▶ WRITTEN INSTRUCTION: Records follow. Pull out every line that contains "into".

▶ INPUT RECORDS:
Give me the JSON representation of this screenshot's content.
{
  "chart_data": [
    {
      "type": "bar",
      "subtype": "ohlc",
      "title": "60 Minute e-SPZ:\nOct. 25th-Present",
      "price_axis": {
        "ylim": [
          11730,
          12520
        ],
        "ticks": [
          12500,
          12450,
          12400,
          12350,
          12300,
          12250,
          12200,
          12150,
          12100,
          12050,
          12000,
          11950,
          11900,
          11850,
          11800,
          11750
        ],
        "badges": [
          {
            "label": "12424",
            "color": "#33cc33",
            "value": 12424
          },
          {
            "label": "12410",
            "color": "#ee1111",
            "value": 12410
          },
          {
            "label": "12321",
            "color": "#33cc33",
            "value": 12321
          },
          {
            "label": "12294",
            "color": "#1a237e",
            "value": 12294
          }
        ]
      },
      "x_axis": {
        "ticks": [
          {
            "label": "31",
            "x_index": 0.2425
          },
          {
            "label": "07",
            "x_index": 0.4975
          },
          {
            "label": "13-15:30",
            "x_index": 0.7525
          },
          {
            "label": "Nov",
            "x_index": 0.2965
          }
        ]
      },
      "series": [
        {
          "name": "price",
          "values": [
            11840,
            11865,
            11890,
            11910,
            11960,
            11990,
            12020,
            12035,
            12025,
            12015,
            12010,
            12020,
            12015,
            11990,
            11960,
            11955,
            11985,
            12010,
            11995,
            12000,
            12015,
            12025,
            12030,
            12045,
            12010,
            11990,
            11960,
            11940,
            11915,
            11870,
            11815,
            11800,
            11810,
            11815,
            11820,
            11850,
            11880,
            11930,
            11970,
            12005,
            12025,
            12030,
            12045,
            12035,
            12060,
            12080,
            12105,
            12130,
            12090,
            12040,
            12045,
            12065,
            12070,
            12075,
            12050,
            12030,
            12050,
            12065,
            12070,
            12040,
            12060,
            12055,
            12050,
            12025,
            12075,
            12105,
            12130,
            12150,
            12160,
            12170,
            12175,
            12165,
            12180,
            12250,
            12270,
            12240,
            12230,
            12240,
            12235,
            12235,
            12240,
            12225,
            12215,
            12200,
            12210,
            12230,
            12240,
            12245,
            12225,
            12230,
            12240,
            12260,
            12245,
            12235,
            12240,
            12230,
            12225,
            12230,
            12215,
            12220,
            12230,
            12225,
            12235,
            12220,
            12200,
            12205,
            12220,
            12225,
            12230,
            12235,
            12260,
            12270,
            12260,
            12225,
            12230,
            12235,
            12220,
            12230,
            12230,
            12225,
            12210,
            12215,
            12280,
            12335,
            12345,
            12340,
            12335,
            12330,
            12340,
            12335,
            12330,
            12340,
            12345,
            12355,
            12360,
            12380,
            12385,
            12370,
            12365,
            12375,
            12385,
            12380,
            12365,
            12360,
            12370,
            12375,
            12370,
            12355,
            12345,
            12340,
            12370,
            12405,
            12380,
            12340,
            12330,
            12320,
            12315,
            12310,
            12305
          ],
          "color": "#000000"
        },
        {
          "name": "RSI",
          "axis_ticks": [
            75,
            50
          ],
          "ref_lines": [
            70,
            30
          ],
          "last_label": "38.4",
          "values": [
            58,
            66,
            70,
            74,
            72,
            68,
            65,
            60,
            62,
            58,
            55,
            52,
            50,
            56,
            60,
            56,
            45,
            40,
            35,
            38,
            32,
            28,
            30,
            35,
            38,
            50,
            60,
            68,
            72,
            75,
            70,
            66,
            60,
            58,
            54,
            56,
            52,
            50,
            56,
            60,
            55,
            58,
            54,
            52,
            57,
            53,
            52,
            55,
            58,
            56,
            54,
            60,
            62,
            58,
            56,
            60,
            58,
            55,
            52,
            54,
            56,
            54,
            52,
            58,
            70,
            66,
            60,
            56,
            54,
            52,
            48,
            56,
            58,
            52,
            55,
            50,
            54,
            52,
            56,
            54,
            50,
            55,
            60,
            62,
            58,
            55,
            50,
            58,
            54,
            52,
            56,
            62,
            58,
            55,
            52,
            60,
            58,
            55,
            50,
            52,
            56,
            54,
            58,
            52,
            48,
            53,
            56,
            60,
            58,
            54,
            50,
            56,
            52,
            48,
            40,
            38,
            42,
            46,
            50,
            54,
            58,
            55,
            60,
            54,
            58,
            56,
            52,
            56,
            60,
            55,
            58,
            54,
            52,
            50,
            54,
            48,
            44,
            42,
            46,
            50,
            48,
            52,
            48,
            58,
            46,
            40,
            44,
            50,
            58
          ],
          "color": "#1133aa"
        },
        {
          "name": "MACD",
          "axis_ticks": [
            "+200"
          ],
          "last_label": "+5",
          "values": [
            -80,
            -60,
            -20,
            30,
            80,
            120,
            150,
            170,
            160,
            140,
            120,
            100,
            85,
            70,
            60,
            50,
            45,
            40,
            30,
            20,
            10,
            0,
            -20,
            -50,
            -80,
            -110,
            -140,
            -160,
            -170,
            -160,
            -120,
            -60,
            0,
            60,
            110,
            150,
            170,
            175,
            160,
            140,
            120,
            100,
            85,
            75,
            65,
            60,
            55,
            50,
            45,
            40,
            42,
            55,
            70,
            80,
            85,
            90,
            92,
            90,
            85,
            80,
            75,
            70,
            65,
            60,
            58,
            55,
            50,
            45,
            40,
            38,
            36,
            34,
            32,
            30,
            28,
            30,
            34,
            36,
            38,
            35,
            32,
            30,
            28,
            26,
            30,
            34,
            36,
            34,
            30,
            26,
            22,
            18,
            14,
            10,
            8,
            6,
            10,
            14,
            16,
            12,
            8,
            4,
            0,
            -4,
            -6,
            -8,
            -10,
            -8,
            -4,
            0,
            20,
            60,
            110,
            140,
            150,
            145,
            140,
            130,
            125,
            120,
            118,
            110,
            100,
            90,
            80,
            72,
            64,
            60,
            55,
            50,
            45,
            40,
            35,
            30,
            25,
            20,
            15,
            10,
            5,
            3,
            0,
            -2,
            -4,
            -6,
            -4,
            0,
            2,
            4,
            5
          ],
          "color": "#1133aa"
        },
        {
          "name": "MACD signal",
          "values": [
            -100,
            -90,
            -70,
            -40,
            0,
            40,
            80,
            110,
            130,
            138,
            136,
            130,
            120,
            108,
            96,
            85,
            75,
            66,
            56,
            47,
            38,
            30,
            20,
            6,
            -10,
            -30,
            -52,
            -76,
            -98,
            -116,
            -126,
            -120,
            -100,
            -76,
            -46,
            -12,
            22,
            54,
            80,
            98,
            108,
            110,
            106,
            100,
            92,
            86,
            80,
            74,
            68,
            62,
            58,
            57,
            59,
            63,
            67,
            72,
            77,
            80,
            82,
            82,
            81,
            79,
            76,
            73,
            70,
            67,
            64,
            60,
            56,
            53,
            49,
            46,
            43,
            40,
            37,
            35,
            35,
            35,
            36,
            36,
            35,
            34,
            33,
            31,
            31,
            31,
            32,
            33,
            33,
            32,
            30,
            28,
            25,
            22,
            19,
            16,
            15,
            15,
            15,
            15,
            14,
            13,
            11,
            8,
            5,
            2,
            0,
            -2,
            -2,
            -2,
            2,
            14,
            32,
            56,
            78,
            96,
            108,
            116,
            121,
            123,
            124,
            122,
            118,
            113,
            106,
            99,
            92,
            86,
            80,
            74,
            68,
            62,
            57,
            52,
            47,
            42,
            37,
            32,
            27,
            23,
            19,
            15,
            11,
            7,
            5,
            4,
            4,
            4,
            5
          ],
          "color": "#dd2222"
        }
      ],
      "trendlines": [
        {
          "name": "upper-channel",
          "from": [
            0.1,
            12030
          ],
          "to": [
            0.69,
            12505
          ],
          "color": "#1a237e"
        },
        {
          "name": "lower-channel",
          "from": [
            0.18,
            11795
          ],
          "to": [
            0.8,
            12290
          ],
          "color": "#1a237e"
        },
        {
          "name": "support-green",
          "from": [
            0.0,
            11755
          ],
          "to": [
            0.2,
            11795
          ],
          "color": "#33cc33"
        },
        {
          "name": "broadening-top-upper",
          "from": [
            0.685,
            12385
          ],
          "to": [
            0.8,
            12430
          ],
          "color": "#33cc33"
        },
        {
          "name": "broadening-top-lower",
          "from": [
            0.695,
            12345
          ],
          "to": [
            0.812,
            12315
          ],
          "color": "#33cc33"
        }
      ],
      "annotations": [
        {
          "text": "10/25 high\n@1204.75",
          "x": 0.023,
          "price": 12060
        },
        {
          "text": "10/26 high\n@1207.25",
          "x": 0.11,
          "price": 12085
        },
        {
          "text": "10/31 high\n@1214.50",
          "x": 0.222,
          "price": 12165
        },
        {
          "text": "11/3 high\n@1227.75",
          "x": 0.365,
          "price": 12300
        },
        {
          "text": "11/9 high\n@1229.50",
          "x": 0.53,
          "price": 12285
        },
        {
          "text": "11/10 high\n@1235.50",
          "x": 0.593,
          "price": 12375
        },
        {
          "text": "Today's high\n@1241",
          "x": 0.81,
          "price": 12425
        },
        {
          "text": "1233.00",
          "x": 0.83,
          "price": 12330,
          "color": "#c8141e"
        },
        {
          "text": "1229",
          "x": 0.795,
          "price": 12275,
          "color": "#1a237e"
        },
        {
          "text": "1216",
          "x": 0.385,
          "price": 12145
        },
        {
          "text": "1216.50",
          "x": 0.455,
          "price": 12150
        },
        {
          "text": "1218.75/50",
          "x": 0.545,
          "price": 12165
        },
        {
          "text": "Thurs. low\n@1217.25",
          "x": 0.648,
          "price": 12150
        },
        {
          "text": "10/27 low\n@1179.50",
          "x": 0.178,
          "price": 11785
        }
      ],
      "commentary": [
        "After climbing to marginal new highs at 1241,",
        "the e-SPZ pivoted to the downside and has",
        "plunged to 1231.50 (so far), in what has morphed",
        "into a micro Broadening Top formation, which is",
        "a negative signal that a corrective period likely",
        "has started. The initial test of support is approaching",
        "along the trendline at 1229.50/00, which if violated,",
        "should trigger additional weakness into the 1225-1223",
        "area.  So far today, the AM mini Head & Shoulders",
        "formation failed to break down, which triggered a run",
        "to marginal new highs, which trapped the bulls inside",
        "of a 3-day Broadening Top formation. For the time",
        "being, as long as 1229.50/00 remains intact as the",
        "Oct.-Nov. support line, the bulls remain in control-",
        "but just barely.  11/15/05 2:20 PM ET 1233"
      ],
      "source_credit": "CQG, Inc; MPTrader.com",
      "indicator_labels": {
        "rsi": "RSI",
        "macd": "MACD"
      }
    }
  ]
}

▶ FINISHED TASK:
        "into a micro Broadening Top formation, which is",
        "should trigger additional weakness into the 1225-1223",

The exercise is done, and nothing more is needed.